▶ **PROBLEM DESCRIPTION**
Rewrite the entries starting at the beginning and ending at the line containing "legend-item-other: Other Other", replacing "Themes" with "Priorities" and leaving everything else unchanged.
*** EXCERPTED DATA
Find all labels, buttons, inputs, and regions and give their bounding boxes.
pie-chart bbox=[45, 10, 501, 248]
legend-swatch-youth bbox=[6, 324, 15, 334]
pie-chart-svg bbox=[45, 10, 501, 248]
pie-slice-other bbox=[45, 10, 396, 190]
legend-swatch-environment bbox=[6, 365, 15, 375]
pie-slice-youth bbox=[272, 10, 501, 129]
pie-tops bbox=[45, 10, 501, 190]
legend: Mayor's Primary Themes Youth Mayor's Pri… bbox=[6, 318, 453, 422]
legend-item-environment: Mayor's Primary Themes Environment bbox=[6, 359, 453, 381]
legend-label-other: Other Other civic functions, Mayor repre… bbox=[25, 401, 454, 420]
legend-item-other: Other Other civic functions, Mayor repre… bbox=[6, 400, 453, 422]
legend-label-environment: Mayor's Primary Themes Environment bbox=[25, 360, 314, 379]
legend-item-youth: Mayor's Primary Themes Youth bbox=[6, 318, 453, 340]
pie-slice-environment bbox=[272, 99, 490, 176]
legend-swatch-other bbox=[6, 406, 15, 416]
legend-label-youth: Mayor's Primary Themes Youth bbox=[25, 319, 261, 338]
******
▶ **THE REPLY**
Find all labels, buttons, inputs, and regions and give their bounding boxes.
pie-chart bbox=[45, 10, 501, 248]
legend-swatch-youth bbox=[6, 324, 15, 334]
pie-chart-svg bbox=[45, 10, 501, 248]
pie-slice-other bbox=[45, 10, 396, 190]
legend-swatch-environment bbox=[6, 365, 15, 375]
pie-slice-youth bbox=[272, 10, 501, 129]
pie-tops bbox=[45, 10, 501, 190]
legend: Mayor's Primary Priorities Youth Mayor's Pri… bbox=[6, 318, 453, 422]
legend-item-environment: Mayor's Primary Priorities Environment bbox=[6, 359, 453, 381]
legend-label-other: Other Other civic functions, Mayor repre… bbox=[25, 401, 454, 420]
legend-item-other: Other Other civic functions, Mayor repre… bbox=[6, 400, 453, 422]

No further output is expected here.